## Start Passage shown
Present embodiments generally relate to gas turbine engines. More particularly, but not by way of limitation, present embodiments relate to apparatuses and methods for providing a mechanical interlock feature for multi-material airfoils.
In turbine engines, air is pressurized in a compressor and mixed with fuel in a combustor for generating hot combustion gases which flow downstream through turbine stages. These turbine stages extract energy from the combustion gases. A high pressure turbine includes a first stage nozzle and a rotor assembly including a disk and a plurality of turbine blades. The high pressure turbine first receives the hot combustion gases from the combustor and includes a first stage stator nozzle that directs the combustion gases downstream through a row of high pressure turbine rotor blades extending radially outwardly from a first rotor disk. In a two stage turbine, a second stage stator nozzle is positioned downstream of the first stage blades followed in turn by a row of second stage turbine blades extending radially outwardly from a second rotor disk. The stator nozzles direct the hot combustion gases in a manner to maximize extraction at the adjacent downstream turbine blades.
## End Passage shown
## Start Records
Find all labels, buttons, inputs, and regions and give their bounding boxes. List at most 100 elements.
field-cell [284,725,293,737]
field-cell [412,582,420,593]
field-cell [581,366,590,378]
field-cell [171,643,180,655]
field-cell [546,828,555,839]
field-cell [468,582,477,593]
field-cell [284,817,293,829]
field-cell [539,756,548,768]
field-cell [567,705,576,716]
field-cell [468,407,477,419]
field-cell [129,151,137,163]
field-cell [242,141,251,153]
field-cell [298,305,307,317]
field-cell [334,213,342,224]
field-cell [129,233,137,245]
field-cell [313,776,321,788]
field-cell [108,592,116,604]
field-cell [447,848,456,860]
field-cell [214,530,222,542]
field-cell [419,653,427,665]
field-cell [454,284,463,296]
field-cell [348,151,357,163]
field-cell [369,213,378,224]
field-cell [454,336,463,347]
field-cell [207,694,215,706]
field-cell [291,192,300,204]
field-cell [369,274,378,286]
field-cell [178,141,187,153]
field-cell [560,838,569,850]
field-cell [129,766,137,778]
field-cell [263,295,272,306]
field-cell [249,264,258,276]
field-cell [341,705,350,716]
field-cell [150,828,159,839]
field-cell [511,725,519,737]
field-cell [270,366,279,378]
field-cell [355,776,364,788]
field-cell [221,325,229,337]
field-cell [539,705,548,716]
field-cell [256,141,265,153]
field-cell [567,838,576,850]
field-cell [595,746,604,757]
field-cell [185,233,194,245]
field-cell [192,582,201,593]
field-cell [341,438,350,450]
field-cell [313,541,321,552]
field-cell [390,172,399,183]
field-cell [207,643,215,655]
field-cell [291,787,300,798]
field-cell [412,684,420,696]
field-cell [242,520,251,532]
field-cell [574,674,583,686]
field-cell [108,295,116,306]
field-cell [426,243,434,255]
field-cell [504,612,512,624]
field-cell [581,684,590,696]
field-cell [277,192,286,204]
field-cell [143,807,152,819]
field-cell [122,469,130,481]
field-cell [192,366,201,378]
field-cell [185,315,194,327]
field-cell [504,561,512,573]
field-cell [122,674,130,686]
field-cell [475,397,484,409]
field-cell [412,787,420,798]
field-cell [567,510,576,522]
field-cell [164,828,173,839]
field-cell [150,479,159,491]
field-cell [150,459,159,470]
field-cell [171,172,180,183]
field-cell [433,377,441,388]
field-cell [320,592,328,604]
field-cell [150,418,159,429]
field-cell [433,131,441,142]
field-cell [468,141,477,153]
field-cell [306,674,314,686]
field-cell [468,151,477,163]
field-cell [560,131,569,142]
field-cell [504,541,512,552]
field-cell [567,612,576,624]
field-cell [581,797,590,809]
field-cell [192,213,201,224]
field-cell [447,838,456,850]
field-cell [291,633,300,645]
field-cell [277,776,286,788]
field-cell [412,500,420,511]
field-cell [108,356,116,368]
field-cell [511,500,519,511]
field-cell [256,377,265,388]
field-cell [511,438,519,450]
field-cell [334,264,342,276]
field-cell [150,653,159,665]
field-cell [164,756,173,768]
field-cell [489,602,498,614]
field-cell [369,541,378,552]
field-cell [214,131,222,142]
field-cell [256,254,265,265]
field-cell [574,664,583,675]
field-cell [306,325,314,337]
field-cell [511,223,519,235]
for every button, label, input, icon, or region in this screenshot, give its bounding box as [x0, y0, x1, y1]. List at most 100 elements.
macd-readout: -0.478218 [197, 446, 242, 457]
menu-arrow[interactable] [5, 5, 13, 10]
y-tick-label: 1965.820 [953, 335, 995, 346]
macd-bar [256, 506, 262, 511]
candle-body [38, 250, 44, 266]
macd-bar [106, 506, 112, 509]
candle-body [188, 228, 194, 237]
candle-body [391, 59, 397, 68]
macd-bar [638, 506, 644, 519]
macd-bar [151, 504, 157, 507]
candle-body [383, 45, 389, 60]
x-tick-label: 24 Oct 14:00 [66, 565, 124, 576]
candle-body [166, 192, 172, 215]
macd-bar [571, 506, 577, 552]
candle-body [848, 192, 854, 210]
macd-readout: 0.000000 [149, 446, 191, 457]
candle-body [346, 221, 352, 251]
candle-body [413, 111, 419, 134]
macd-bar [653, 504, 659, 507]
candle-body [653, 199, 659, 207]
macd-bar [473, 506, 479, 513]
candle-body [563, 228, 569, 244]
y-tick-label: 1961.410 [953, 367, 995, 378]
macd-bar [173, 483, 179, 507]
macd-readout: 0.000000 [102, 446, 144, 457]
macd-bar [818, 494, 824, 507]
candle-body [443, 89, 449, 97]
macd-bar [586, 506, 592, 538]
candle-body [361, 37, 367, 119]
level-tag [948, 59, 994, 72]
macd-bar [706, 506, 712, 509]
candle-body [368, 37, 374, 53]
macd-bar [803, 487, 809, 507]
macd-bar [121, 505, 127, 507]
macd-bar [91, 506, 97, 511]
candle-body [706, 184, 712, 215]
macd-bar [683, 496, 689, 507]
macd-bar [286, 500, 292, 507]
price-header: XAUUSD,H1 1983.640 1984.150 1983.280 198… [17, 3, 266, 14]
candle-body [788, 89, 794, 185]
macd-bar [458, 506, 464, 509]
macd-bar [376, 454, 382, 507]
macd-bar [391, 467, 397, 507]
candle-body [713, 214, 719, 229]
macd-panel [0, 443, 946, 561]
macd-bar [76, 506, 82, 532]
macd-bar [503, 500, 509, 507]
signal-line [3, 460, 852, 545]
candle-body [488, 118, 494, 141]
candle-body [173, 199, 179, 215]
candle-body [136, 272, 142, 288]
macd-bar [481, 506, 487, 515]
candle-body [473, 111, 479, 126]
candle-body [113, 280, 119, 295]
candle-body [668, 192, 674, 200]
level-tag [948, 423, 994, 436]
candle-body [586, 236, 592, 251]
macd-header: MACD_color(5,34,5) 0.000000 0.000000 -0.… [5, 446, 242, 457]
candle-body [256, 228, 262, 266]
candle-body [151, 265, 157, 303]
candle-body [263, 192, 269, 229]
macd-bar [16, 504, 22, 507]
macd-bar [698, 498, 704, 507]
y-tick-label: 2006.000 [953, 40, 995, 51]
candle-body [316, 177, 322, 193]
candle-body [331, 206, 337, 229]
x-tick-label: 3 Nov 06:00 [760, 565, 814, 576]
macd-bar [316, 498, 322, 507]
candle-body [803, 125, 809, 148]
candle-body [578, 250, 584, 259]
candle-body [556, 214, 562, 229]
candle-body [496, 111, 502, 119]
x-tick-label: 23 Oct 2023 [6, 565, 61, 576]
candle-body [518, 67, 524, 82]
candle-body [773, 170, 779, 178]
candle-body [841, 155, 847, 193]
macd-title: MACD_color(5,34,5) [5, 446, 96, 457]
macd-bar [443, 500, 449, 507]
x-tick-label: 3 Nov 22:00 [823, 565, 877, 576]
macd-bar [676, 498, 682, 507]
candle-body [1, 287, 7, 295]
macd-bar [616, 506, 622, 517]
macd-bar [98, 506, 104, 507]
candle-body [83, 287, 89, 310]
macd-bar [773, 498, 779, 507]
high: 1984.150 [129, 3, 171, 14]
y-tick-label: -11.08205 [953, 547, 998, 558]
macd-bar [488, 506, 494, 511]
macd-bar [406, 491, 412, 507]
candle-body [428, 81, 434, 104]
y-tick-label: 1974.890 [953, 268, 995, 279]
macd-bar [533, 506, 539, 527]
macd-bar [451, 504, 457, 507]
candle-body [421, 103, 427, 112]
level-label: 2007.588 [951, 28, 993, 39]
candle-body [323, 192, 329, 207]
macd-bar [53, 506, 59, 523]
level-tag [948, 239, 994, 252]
## End Records
- _Written request_
Using the passage on gas turbine engines, decide whether each statement agrees with it, answering yes or no and quoting the deciding words: (a) In a two stage turbine, the second stage stator nozzle sits upstream of the first stage blades. (b) The high pressure turbine is the first to receive the hot combustion gases from the combustor. (c) Air is mixed with fuel in the compressor.

- _Solution to this exercise_
(a) No: "a second stage stator nozzle is positioned downstream of the first stage blades"
(b) Yes: "The high pressure turbine first receives the hot combustion gases from the combustor"
(c) No: "air is pressurized in a compressor and mixed with fuel in a combustor"